* **Problem details**
Copy each line of the records that contains the word "color".

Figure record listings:
======

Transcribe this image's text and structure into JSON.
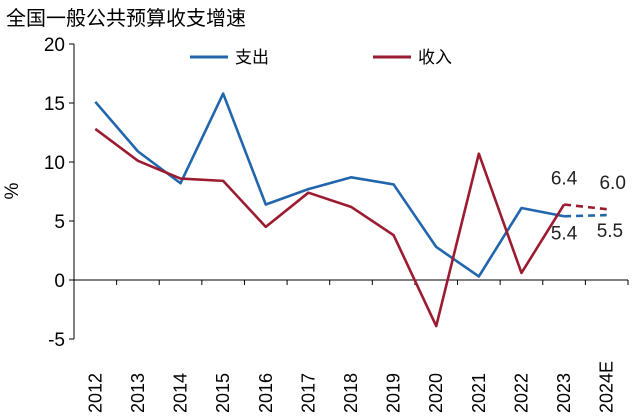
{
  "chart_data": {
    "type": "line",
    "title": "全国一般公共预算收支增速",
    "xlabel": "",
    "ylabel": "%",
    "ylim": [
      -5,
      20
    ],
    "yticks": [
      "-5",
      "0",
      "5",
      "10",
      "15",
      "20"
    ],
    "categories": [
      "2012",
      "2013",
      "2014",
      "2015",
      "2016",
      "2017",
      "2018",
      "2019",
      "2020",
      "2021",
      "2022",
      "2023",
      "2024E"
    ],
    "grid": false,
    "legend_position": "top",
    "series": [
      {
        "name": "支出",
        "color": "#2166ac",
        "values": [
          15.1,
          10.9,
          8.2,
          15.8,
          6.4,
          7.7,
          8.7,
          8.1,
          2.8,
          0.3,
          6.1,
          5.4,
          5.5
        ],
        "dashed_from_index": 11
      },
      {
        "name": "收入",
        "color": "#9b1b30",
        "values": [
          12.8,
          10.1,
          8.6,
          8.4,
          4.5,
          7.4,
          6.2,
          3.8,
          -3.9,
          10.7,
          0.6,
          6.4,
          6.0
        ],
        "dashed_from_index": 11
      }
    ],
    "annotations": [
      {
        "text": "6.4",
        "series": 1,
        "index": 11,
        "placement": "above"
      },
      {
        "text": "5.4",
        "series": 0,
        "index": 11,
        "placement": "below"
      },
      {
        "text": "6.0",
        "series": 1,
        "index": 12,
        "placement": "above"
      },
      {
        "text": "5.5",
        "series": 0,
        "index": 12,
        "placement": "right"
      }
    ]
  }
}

======

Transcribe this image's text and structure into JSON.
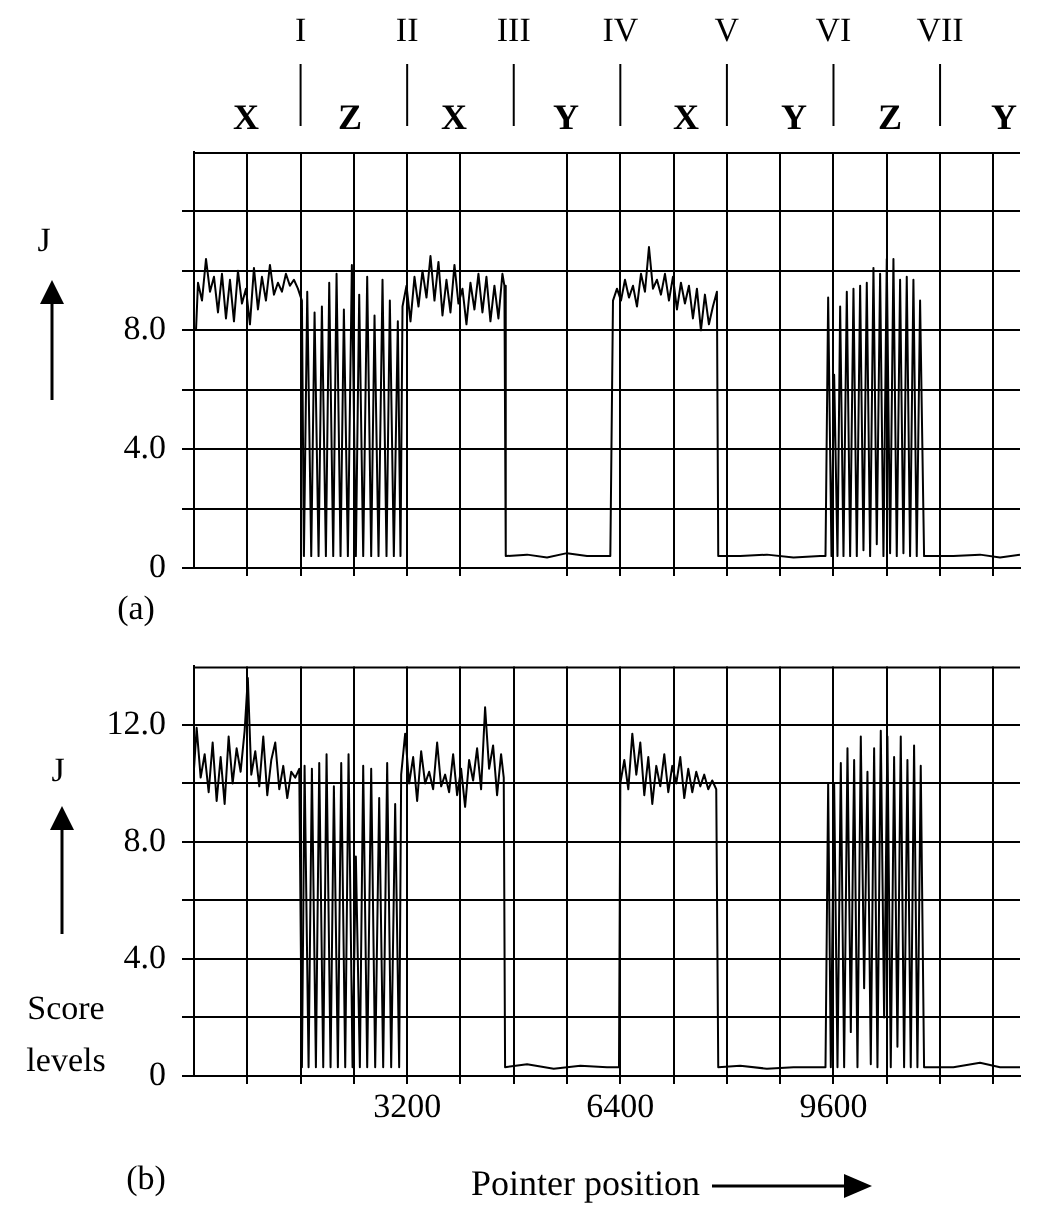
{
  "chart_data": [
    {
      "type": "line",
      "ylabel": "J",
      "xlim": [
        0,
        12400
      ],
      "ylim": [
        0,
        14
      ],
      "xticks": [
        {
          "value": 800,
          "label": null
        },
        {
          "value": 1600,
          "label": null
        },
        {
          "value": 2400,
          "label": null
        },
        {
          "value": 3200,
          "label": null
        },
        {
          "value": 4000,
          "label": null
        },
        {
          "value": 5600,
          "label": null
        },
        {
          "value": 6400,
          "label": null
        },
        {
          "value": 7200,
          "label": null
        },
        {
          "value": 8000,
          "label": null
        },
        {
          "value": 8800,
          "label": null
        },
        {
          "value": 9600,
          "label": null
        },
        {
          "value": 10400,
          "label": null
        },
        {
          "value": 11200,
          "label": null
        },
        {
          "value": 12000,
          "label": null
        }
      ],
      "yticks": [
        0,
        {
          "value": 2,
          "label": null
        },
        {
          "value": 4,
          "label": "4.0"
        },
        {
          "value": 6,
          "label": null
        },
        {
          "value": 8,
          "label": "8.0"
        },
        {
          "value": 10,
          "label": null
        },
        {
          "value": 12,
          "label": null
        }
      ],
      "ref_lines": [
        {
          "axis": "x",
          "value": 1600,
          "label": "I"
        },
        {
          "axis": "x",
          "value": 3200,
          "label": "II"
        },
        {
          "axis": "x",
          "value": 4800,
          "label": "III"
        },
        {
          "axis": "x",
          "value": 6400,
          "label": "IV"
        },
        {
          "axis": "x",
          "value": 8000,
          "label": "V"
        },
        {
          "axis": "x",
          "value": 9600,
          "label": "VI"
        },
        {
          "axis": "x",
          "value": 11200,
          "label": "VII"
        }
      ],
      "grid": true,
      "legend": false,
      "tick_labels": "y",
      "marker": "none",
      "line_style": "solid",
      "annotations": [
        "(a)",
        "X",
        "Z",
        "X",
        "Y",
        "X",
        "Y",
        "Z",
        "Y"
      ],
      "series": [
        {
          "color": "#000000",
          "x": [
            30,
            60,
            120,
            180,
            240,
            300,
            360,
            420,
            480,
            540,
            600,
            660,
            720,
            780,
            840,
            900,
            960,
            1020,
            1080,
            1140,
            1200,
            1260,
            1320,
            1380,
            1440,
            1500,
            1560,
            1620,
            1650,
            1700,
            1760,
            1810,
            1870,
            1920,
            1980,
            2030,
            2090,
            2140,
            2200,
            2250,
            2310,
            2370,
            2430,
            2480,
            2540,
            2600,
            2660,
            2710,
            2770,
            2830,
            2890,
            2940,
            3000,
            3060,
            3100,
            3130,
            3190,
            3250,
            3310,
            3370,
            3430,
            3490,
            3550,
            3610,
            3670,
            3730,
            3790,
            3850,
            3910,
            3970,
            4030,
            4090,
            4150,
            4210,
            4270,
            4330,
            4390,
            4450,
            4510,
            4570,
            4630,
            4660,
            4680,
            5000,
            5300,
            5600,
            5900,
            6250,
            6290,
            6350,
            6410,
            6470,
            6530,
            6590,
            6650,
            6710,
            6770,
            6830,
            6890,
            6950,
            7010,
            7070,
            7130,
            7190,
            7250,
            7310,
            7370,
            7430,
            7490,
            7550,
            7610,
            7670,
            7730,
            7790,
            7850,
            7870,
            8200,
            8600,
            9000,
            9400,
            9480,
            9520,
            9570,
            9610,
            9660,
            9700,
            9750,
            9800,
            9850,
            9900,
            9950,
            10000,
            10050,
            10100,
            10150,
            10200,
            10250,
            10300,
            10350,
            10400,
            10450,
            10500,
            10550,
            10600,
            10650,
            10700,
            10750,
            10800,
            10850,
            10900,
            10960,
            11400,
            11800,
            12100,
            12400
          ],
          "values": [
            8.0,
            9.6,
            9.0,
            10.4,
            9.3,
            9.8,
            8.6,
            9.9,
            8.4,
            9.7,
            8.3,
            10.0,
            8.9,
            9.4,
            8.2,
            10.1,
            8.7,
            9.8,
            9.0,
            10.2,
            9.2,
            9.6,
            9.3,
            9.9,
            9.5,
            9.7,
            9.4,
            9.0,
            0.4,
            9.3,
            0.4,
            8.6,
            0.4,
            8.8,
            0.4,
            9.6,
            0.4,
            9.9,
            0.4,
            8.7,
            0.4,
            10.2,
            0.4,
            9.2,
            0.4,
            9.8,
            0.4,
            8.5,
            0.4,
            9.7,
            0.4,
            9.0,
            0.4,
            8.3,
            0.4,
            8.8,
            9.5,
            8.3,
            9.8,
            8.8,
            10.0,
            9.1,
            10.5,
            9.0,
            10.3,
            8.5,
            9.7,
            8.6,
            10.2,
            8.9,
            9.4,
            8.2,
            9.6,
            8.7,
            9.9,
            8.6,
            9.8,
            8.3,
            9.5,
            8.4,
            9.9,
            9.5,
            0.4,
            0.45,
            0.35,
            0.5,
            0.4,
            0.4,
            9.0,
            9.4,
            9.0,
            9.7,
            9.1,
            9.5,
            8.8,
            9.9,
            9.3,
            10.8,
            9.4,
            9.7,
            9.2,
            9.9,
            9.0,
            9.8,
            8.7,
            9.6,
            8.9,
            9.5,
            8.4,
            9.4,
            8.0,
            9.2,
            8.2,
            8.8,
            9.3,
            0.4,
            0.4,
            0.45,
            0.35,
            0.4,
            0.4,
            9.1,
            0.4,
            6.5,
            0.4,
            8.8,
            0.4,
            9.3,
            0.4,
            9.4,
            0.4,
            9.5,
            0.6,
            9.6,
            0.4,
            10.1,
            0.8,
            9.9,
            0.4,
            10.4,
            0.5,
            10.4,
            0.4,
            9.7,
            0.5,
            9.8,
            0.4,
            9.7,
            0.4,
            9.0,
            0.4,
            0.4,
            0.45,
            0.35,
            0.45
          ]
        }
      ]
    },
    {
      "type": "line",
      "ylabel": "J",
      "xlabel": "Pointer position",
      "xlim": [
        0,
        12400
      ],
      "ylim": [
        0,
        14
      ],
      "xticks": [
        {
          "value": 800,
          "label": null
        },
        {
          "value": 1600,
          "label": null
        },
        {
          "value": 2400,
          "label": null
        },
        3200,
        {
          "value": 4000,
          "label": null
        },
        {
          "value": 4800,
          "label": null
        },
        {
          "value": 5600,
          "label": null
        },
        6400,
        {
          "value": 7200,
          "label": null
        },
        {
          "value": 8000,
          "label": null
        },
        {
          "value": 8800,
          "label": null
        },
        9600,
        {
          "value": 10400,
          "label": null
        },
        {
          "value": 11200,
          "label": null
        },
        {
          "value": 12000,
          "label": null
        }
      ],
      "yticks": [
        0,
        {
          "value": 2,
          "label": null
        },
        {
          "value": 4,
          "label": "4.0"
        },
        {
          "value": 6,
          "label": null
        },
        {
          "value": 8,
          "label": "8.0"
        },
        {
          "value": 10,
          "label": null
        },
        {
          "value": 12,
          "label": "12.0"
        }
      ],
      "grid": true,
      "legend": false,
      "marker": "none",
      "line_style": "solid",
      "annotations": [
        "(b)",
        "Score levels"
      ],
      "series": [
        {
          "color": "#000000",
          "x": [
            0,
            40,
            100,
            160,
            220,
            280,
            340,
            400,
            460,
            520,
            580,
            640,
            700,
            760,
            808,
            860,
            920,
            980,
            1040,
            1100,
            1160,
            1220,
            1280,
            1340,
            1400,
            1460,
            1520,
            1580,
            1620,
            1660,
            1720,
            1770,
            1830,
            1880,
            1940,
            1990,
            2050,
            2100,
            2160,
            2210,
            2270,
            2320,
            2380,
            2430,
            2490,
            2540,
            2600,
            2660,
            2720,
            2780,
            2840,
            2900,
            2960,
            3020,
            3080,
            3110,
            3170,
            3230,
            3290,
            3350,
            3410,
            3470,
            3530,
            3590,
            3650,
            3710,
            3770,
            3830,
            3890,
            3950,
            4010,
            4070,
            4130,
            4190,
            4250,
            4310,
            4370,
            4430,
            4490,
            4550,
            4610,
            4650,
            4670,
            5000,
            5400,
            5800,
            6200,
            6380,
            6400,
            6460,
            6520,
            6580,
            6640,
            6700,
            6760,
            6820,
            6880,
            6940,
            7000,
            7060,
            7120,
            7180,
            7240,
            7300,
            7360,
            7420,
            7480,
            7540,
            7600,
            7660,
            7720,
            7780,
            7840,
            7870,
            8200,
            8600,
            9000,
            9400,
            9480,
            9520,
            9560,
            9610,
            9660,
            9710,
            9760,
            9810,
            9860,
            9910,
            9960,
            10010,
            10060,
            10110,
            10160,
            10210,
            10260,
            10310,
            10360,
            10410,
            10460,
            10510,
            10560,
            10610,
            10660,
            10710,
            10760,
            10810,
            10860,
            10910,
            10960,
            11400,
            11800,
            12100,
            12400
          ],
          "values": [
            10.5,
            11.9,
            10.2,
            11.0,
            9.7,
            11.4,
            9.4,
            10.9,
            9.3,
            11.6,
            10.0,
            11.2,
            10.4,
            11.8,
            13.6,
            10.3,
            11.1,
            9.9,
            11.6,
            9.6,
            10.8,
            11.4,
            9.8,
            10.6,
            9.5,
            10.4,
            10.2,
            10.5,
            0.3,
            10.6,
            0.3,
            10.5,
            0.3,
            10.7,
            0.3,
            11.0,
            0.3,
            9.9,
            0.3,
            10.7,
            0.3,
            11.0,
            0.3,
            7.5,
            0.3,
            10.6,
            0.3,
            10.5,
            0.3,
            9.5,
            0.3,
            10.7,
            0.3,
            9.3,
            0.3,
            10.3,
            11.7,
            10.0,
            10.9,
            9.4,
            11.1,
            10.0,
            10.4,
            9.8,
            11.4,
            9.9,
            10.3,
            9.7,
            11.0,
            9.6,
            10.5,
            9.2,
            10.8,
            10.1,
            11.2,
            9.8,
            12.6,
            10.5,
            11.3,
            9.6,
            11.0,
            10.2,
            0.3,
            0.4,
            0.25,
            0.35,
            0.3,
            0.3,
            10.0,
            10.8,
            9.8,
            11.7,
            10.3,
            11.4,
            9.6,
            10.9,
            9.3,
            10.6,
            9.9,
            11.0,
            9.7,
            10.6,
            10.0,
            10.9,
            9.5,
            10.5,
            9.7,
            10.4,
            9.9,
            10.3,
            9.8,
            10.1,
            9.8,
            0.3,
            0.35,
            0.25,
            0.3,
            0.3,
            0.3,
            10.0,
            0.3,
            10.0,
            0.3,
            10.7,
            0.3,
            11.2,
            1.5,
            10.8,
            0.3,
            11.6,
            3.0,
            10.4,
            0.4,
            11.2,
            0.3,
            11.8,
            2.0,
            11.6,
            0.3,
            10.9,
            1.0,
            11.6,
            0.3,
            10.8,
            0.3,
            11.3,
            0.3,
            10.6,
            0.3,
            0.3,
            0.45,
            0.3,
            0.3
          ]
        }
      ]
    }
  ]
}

======

* **Answer for this exercise**
        "color": "#2166ac",
        "color": "#9b1b30",
          "color": "#000000",
          "color": "#000000",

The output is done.